[BEGIN Source data]

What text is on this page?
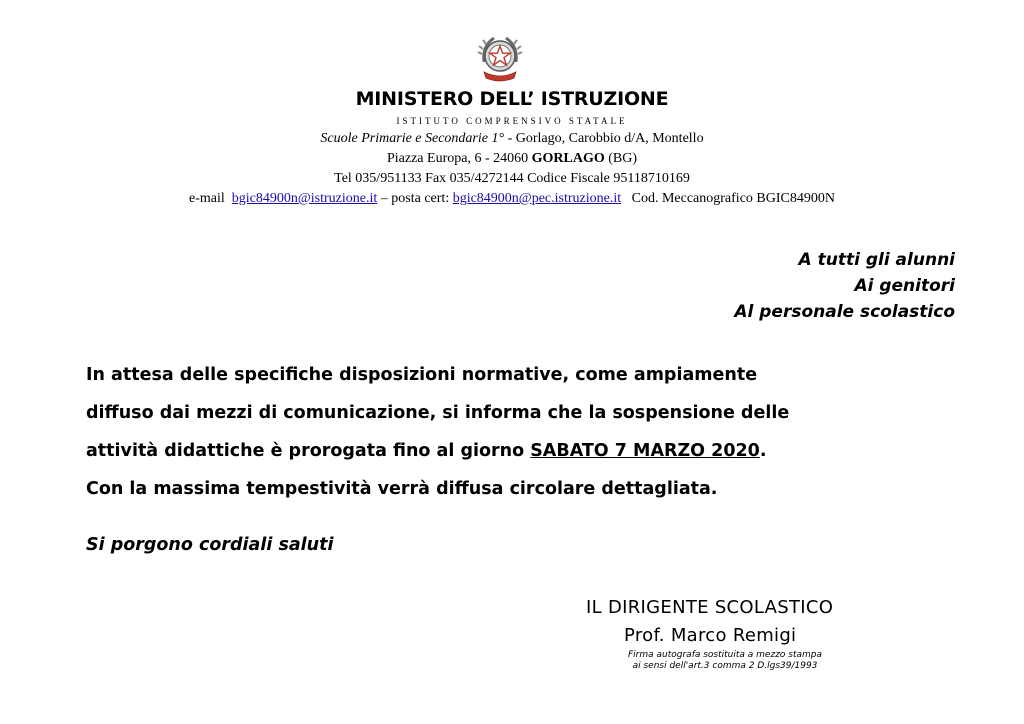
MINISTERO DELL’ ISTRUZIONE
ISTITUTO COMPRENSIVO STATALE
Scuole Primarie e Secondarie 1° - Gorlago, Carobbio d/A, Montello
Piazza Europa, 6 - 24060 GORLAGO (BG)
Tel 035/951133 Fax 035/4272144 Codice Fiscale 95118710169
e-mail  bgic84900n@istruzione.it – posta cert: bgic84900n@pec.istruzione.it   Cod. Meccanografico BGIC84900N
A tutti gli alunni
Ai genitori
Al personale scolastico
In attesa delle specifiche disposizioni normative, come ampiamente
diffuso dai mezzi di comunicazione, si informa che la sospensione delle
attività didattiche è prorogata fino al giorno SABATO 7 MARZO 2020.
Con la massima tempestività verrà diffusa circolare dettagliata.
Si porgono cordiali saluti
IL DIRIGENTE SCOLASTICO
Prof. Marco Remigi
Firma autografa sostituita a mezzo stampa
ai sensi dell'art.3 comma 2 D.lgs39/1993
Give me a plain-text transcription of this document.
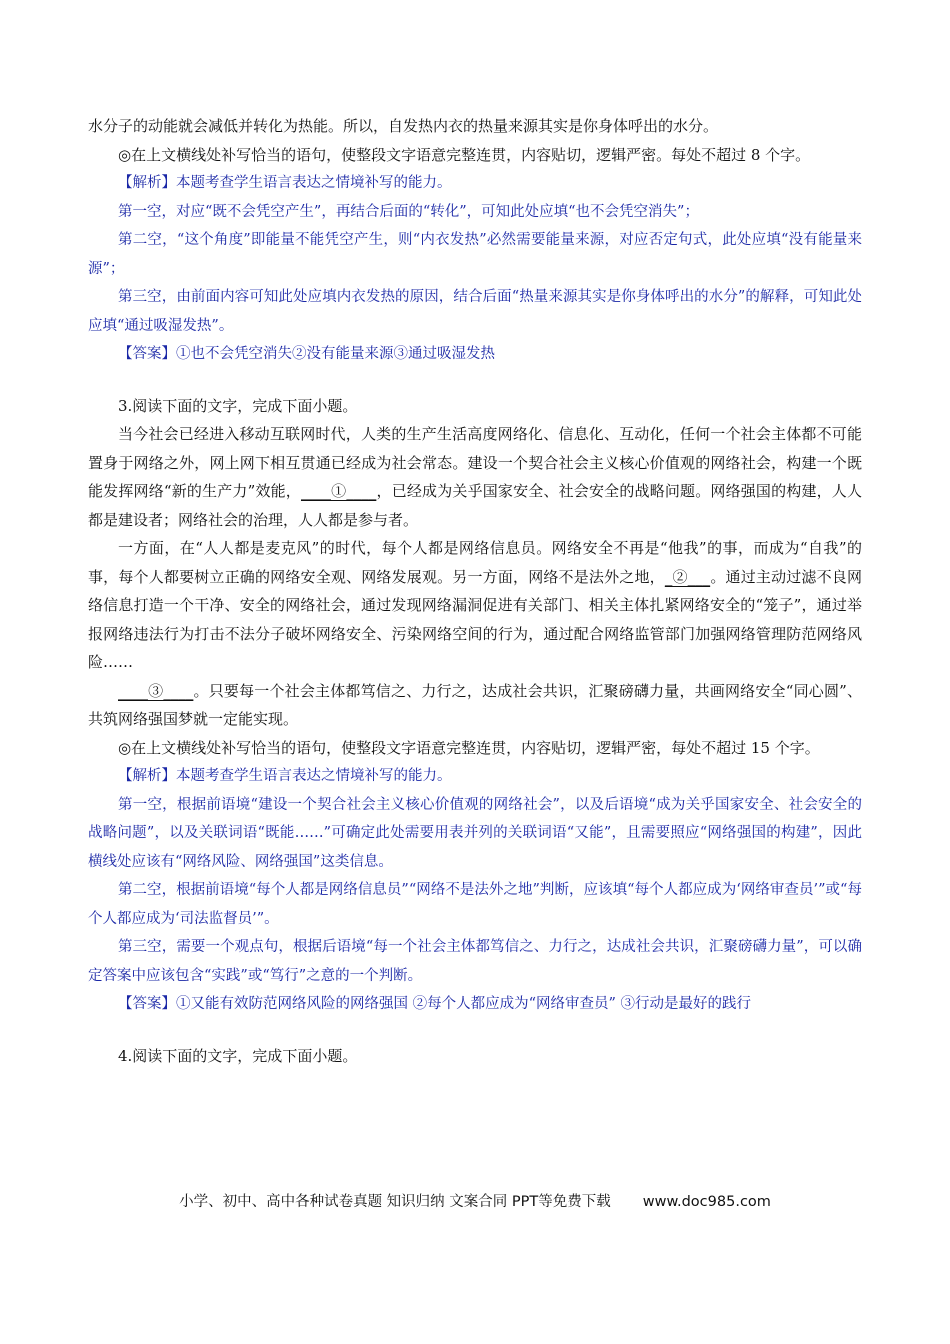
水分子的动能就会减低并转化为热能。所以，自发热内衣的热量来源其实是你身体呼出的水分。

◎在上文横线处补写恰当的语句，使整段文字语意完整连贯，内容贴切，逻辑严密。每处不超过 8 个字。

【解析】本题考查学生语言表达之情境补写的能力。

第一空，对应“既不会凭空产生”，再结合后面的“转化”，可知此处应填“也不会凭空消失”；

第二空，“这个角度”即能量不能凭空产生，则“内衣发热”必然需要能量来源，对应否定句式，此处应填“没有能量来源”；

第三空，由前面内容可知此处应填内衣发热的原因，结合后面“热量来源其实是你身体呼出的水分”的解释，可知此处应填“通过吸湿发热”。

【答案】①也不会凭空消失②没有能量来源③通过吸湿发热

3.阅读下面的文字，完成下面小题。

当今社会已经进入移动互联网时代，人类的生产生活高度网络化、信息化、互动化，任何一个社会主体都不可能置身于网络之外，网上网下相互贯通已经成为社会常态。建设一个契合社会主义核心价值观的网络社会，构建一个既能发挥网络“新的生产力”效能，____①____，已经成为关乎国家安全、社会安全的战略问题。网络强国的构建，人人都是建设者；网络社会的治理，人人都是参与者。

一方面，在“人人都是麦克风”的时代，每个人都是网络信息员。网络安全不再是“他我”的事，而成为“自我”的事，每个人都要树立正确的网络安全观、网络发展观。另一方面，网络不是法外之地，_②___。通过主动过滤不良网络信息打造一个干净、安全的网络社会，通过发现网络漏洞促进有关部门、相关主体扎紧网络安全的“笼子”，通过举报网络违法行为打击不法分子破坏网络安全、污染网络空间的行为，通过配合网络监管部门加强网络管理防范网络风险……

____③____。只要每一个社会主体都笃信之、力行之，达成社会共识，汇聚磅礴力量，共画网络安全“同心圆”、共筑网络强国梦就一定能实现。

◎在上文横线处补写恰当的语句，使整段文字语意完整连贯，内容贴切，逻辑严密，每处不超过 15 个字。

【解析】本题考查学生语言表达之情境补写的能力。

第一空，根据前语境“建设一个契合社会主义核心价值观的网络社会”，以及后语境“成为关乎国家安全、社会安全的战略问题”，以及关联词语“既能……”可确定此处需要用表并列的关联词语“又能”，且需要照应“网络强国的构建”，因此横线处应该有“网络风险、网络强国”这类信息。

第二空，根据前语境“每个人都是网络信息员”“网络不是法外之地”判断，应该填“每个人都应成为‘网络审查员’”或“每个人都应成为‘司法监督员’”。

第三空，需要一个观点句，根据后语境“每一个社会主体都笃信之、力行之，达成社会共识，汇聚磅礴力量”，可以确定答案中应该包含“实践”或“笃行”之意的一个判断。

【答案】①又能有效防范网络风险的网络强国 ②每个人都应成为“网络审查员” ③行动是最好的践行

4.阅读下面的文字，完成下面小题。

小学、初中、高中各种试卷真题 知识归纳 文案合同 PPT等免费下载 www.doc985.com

[END Source data]

**Request**
Select every line in the records above that contains the word "内容贴切".

**Answer to the problem**
◎在上文横线处补写恰当的语句，使整段文字语意完整连贯，内容贴切，逻辑严密。每处不超过 8 个字。
◎在上文横线处补写恰当的语句，使整段文字语意完整连贯，内容贴切，逻辑严密，每处不超过 15 个字。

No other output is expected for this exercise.